EXERCISE INSTRUCTIONS
From the entries below, copy every line where the string "wifi" appears.

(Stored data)
------------------------------------
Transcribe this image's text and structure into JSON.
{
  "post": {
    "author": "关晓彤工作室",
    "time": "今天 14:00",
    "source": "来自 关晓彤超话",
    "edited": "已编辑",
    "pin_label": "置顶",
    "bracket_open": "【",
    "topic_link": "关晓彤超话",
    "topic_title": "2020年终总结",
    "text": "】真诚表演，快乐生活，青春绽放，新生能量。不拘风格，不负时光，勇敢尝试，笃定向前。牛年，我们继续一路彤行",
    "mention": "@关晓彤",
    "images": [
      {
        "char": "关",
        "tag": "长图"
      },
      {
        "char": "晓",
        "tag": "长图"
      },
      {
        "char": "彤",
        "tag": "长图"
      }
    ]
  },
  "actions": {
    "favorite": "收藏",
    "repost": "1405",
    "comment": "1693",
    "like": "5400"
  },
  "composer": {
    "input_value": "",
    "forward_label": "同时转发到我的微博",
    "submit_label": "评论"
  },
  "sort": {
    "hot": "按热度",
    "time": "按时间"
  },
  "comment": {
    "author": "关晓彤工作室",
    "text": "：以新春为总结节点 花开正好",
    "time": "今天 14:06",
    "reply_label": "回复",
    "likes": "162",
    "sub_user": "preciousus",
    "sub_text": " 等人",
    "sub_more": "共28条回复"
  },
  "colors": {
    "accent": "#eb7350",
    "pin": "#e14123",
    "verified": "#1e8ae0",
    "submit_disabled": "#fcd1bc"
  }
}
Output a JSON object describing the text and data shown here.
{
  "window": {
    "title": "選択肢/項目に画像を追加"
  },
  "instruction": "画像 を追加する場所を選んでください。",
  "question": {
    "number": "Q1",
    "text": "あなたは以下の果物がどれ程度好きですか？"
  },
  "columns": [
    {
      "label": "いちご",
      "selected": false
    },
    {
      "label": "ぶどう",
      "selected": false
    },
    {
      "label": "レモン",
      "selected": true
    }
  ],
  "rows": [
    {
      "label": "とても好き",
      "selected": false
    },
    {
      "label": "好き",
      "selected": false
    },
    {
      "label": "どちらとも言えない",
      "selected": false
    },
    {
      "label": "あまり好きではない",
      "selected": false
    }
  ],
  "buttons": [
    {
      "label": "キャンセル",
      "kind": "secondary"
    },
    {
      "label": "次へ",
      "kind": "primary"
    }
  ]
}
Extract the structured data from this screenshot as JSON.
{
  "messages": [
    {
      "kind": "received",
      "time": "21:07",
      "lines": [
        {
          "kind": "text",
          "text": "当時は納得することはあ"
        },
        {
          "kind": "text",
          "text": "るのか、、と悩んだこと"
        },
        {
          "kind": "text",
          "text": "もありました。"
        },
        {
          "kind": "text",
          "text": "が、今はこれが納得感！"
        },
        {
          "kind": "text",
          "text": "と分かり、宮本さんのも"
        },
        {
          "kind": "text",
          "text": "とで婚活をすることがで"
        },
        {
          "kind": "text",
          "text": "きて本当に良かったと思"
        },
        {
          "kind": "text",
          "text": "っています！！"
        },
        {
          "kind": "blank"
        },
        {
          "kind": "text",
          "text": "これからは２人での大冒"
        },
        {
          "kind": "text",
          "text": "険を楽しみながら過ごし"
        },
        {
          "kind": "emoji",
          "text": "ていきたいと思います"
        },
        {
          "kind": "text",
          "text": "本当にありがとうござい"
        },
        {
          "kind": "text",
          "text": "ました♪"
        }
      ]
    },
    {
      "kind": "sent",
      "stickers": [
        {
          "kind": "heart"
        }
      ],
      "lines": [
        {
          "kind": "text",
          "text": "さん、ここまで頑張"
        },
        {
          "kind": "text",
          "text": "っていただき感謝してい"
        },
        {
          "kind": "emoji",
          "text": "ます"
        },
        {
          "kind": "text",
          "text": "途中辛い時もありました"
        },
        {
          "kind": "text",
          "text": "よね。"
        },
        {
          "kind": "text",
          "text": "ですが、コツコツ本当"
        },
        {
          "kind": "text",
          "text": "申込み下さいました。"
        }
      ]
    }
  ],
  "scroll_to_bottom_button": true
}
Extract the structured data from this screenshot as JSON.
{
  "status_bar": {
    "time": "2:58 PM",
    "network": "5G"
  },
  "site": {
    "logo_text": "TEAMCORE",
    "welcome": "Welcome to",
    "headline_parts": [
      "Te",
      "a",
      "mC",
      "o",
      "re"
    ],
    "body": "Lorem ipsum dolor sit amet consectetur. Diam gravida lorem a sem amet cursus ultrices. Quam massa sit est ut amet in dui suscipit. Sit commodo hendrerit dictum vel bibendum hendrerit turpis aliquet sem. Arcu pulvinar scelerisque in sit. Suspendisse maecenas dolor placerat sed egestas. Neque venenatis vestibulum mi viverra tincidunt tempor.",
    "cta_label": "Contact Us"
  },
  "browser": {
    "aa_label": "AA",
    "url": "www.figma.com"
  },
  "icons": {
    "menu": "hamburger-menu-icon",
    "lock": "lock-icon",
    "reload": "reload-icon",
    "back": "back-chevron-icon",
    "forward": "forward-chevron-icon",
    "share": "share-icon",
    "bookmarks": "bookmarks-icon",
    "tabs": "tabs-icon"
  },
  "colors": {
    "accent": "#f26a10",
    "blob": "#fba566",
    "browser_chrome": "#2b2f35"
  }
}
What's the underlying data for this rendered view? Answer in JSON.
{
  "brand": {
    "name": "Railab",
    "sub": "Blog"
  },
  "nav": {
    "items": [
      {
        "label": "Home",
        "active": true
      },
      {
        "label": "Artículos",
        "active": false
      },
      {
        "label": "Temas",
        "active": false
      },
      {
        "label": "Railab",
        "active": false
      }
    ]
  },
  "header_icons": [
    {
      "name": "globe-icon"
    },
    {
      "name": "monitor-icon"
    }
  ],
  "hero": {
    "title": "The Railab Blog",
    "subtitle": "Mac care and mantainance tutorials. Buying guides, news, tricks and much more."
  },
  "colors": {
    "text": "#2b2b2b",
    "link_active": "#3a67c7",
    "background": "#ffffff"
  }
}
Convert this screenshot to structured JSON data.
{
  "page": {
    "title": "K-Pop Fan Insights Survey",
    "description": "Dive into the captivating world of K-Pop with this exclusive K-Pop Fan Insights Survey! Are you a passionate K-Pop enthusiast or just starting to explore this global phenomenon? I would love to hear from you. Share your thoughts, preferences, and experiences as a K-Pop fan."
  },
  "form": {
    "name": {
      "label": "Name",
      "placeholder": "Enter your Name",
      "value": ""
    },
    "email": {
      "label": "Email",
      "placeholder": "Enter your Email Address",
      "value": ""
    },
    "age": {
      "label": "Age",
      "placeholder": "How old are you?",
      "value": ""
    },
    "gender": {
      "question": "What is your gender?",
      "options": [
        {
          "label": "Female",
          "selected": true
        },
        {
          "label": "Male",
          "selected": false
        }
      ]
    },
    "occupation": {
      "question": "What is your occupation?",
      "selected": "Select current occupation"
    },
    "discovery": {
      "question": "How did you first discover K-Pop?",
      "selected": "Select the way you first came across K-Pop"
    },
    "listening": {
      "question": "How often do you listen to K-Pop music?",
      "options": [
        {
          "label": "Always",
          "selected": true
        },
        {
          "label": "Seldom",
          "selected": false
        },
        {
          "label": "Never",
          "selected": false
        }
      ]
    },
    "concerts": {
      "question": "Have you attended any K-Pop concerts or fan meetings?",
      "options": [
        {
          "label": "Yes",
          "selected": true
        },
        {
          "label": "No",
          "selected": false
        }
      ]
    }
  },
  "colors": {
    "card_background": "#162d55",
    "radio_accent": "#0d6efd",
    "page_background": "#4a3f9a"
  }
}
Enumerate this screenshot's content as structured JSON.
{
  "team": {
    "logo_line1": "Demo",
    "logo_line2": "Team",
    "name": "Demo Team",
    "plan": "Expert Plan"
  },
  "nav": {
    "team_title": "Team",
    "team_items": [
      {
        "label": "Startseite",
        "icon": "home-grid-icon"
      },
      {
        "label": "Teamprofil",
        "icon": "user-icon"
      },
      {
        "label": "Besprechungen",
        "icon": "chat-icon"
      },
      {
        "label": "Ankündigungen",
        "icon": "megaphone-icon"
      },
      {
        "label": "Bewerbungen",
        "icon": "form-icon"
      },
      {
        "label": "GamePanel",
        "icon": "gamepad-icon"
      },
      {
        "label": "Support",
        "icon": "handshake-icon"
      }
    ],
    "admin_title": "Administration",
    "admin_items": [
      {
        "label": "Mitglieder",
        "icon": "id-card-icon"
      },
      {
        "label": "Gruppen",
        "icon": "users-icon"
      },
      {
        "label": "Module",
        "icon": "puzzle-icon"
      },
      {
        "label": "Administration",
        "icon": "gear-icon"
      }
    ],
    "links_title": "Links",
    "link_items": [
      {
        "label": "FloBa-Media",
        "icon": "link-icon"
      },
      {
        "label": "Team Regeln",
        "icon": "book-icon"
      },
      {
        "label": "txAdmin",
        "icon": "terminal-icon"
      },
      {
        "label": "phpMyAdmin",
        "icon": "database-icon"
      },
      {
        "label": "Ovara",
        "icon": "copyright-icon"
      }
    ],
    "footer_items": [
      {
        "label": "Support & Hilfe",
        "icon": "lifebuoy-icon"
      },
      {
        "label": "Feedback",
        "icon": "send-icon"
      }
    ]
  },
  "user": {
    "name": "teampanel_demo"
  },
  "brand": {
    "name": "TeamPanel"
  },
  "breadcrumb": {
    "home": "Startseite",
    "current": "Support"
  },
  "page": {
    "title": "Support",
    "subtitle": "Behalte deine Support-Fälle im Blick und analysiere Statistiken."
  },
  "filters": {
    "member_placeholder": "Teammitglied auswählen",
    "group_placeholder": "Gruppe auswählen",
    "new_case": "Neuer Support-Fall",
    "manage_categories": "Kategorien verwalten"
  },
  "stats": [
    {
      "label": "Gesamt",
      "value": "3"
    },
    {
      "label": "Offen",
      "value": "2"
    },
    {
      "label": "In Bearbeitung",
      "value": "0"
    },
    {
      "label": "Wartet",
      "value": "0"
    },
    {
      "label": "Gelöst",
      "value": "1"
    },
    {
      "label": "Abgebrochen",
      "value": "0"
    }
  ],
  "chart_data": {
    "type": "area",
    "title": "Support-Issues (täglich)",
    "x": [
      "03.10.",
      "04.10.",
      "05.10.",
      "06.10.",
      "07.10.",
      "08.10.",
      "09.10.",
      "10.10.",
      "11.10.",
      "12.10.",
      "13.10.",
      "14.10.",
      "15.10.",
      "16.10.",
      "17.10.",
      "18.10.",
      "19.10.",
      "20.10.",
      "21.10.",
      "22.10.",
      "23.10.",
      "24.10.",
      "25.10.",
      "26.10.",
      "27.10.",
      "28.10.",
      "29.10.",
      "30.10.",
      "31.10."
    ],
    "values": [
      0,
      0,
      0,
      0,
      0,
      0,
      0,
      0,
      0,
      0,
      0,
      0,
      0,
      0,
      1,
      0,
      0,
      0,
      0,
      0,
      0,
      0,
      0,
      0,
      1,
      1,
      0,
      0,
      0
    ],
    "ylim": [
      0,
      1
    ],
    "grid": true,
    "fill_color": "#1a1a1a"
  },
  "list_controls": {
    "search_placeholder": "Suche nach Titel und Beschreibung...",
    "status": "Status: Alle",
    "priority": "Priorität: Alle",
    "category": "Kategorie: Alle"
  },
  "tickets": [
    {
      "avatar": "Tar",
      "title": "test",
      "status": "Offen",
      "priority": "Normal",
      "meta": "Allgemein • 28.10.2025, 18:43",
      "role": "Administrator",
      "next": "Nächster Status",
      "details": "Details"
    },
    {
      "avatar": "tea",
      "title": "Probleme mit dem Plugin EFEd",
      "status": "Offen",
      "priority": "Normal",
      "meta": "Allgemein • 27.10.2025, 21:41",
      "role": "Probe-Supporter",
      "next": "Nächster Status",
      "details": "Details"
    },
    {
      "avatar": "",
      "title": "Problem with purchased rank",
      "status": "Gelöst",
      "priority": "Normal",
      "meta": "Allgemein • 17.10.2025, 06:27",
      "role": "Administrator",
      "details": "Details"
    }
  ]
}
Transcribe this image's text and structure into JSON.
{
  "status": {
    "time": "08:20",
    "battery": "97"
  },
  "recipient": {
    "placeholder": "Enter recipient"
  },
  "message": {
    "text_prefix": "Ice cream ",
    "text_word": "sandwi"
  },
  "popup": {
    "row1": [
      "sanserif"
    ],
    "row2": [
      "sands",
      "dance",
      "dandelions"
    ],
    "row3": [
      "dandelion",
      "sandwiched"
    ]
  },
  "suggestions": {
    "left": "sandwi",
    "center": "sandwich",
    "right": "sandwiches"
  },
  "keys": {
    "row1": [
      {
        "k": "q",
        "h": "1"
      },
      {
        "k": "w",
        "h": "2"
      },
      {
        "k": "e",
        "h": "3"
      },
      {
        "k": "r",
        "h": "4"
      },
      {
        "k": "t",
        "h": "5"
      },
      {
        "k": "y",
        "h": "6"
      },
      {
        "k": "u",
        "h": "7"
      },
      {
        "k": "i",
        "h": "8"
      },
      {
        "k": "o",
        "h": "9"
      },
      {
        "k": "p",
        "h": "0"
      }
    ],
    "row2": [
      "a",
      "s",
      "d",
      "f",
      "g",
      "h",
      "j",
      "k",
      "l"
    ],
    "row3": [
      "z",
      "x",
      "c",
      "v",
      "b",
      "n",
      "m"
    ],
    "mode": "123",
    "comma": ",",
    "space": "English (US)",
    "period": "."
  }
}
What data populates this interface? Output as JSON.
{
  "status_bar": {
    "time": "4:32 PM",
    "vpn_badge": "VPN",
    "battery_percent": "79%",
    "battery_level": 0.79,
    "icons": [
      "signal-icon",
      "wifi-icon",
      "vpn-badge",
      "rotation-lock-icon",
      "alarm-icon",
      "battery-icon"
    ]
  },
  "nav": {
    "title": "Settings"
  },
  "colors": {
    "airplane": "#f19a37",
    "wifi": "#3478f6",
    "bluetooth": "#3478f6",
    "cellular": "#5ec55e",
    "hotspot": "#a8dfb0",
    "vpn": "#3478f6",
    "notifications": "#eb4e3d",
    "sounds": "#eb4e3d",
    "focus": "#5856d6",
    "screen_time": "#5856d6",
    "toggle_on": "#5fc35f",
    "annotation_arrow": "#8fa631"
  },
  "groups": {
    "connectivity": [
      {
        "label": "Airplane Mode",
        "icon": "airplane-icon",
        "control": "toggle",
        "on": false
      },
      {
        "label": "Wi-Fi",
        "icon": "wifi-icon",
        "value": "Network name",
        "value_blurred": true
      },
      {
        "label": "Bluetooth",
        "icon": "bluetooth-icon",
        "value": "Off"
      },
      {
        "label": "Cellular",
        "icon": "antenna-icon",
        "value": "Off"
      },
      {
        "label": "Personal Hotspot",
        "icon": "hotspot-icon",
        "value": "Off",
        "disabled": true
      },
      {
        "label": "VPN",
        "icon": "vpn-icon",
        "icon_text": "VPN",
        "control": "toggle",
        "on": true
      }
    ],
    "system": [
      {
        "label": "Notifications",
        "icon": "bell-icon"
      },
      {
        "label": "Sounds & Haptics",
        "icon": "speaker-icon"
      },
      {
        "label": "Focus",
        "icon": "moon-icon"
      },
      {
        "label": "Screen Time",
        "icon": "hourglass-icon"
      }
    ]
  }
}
------------------------------------
REPLY TO THE EXERCISE
      "wifi-icon",
    "wifi": "#3478f6",
        "icon": "wifi-icon",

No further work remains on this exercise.